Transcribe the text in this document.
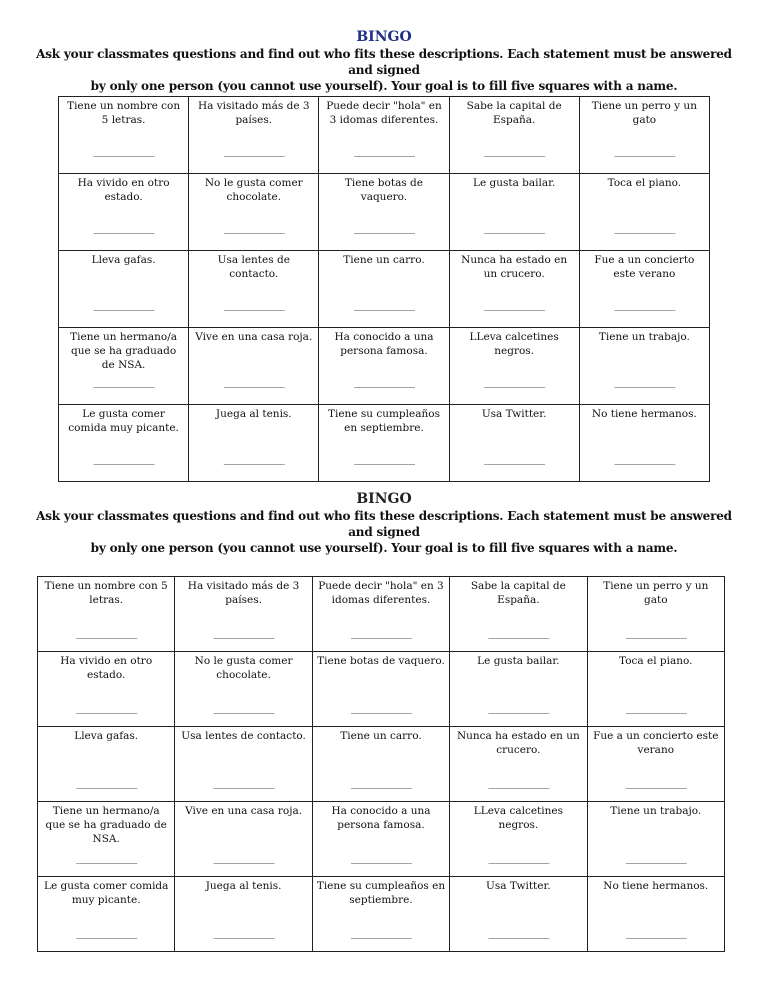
BINGO

Ask your classmates questions and find out who fits these descriptions. Each statement must be answered and signed
by only one person (you cannot use yourself). Your goal is to fill five squares with a name.

Tiene un nombre con 5 letras.
_______________	Ha visitado más de 3 países.
_______________	Puede decir "hola" en 3 idomas diferentes.
_______________	Sabe la capital de España.
_______________	Tiene un perro y un gato
_______________

Ha vivido en otro estado.
_______________	No le gusta comer chocolate.
_______________	Tiene botas de vaquero.
_______________	Le gusta bailar.
_______________	Toca el piano.
_______________

Lleva gafas.
_______________	Usa lentes de contacto.
_______________	Tiene un carro.
_______________	Nunca ha estado en un crucero.
_______________	Fue a un concierto este verano
_______________

Tiene un hermano/a que se ha graduado de NSA.
_______________	Vive en una casa roja.
_______________	Ha conocido a una persona famosa.
_______________	LLeva calcetines negros.
_______________	Tiene un trabajo.
_______________

Le gusta comer comida muy picante.
_______________	Juega al tenis.
_______________	Tiene su cumpleaños en septiembre.
_______________	Usa Twitter.
_______________	No tiene hermanos.
_______________
BINGO

Ask your classmates questions and find out who fits these descriptions. Each statement must be answered and signed
by only one person (you cannot use yourself). Your goal is to fill five squares with a name.

Tiene un nombre con 5 letras.
_______________	Ha visitado más de 3 países.
_______________	Puede decir "hola" en 3 idomas diferentes.
_______________	Sabe la capital de España.
_______________	Tiene un perro y un gato
_______________

Ha vivido en otro estado.
_______________	No le gusta comer chocolate.
_______________	Tiene botas de vaquero.
_______________	Le gusta bailar.
_______________	Toca el piano.
_______________

Lleva gafas.
_______________	Usa lentes de contacto.
_______________	Tiene un carro.
_______________	Nunca ha estado en un crucero.
_______________	Fue a un concierto este verano
_______________

Tiene un hermano/a que se ha graduado de NSA.
_______________	Vive en una casa roja.
_______________	Ha conocido a una persona famosa.
_______________	LLeva calcetines negros.
_______________	Tiene un trabajo.
_______________

Le gusta comer comida muy picante.
_______________	Juega al tenis.
_______________	Tiene su cumpleaños en septiembre.
_______________	Usa Twitter.
_______________	No tiene hermanos.
_______________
#####
**TASK BRIEF**
Make an exact copy of the whole listing, but don't bring over any pictures.

**RESULT OF THE TASK**
Transcribe the text in this document.
BINGO

Ask your classmates questions and find out who fits these descriptions. Each statement must be answered and signed
by only one person (you cannot use yourself). Your goal is to fill five squares with a name.

Tiene un nombre con 5 letras.
_______________	Ha visitado más de 3 países.
_______________	Puede decir "hola" en 3 idomas diferentes.
_______________	Sabe la capital de España.
_______________	Tiene un perro y un gato
_______________

Ha vivido en otro estado.
_______________	No le gusta comer chocolate.
_______________	Tiene botas de vaquero.
_______________	Le gusta bailar.
_______________	Toca el piano.
_______________

Lleva gafas.
_______________	Usa lentes de contacto.
_______________	Tiene un carro.
_______________	Nunca ha estado en un crucero.
_______________	Fue a un concierto este verano
_______________

Tiene un hermano/a que se ha graduado de NSA.
_______________	Vive en una casa roja.
_______________	Ha conocido a una persona famosa.
_______________	LLeva calcetines negros.
_______________	Tiene un trabajo.
_______________

Le gusta comer comida muy picante.
_______________	Juega al tenis.
_______________	Tiene su cumpleaños en septiembre.
_______________	Usa Twitter.
_______________	No tiene hermanos.
_______________
BINGO

Ask your classmates questions and find out who fits these descriptions. Each statement must be answered and signed
by only one person (you cannot use yourself). Your goal is to fill five squares with a name.

Tiene un nombre con 5 letras.
_______________	Ha visitado más de 3 países.
_______________	Puede decir "hola" en 3 idomas diferentes.
_______________	Sabe la capital de España.
_______________	Tiene un perro y un gato
_______________

Ha vivido en otro estado.
_______________	No le gusta comer chocolate.
_______________	Tiene botas de vaquero.
_______________	Le gusta bailar.
_______________	Toca el piano.
_______________

Lleva gafas.
_______________	Usa lentes de contacto.
_______________	Tiene un carro.
_______________	Nunca ha estado en un crucero.
_______________	Fue a un concierto este verano
_______________

Tiene un hermano/a que se ha graduado de NSA.
_______________	Vive en una casa roja.
_______________	Ha conocido a una persona famosa.
_______________	LLeva calcetines negros.
_______________	Tiene un trabajo.
_______________

Le gusta comer comida muy picante.
_______________	Juega al tenis.
_______________	Tiene su cumpleaños en septiembre.
_______________	Usa Twitter.
_______________	No tiene hermanos.
_______________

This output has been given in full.